--- Material for the task ---

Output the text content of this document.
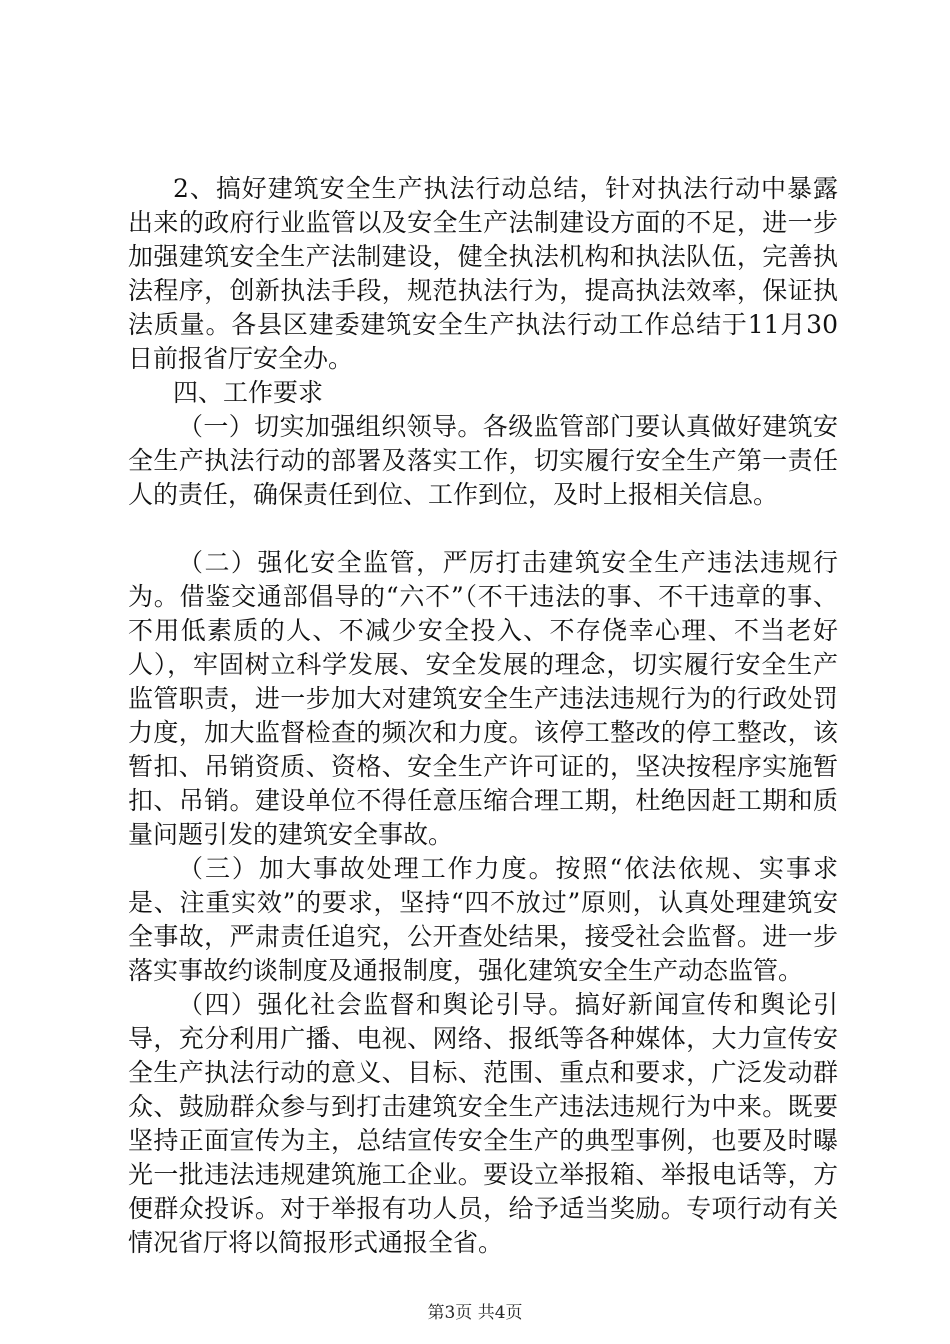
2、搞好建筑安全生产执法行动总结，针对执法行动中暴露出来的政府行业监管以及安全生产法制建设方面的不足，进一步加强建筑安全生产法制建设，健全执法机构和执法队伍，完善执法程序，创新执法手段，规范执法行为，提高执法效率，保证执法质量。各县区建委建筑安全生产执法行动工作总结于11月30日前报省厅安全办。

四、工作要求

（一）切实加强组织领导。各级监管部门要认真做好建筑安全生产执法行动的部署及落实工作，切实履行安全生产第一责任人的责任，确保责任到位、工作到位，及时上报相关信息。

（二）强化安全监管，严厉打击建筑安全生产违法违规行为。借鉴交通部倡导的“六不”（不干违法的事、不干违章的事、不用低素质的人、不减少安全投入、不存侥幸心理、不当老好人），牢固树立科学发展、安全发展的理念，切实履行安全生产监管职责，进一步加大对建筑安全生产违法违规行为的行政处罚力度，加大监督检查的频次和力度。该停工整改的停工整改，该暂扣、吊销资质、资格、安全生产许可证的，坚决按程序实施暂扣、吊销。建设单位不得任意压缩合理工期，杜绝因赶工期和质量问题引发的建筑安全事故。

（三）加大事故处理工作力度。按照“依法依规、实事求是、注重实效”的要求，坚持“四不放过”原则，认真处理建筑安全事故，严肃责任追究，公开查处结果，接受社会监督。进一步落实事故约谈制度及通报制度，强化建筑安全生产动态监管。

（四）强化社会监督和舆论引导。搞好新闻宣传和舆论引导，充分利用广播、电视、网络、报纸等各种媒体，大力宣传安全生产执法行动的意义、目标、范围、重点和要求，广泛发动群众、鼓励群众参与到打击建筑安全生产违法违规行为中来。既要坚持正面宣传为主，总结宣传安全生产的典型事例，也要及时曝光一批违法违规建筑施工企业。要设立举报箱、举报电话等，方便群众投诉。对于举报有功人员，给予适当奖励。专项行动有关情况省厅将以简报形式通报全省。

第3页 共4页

---

Give every line above again exactly, with no pictures.

Exercise response:
Output the text content of this document.
2、搞好建筑安全生产执法行动总结，针对执法行动中暴露出来的政府行业监管以及安全生产法制建设方面的不足，进一步加强建筑安全生产法制建设，健全执法机构和执法队伍，完善执法程序，创新执法手段，规范执法行为，提高执法效率，保证执法质量。各县区建委建筑安全生产执法行动工作总结于11月30日前报省厅安全办。

四、工作要求

（一）切实加强组织领导。各级监管部门要认真做好建筑安全生产执法行动的部署及落实工作，切实履行安全生产第一责任人的责任，确保责任到位、工作到位，及时上报相关信息。

（二）强化安全监管，严厉打击建筑安全生产违法违规行为。借鉴交通部倡导的“六不”（不干违法的事、不干违章的事、不用低素质的人、不减少安全投入、不存侥幸心理、不当老好人），牢固树立科学发展、安全发展的理念，切实履行安全生产监管职责，进一步加大对建筑安全生产违法违规行为的行政处罚力度，加大监督检查的频次和力度。该停工整改的停工整改，该暂扣、吊销资质、资格、安全生产许可证的，坚决按程序实施暂扣、吊销。建设单位不得任意压缩合理工期，杜绝因赶工期和质量问题引发的建筑安全事故。

（三）加大事故处理工作力度。按照“依法依规、实事求是、注重实效”的要求，坚持“四不放过”原则，认真处理建筑安全事故，严肃责任追究，公开查处结果，接受社会监督。进一步落实事故约谈制度及通报制度，强化建筑安全生产动态监管。

（四）强化社会监督和舆论引导。搞好新闻宣传和舆论引导，充分利用广播、电视、网络、报纸等各种媒体，大力宣传安全生产执法行动的意义、目标、范围、重点和要求，广泛发动群众、鼓励群众参与到打击建筑安全生产违法违规行为中来。既要坚持正面宣传为主，总结宣传安全生产的典型事例，也要及时曝光一批违法违规建筑施工企业。要设立举报箱、举报电话等，方便群众投诉。对于举报有功人员，给予适当奖励。专项行动有关情况省厅将以简报形式通报全省。

第3页 共4页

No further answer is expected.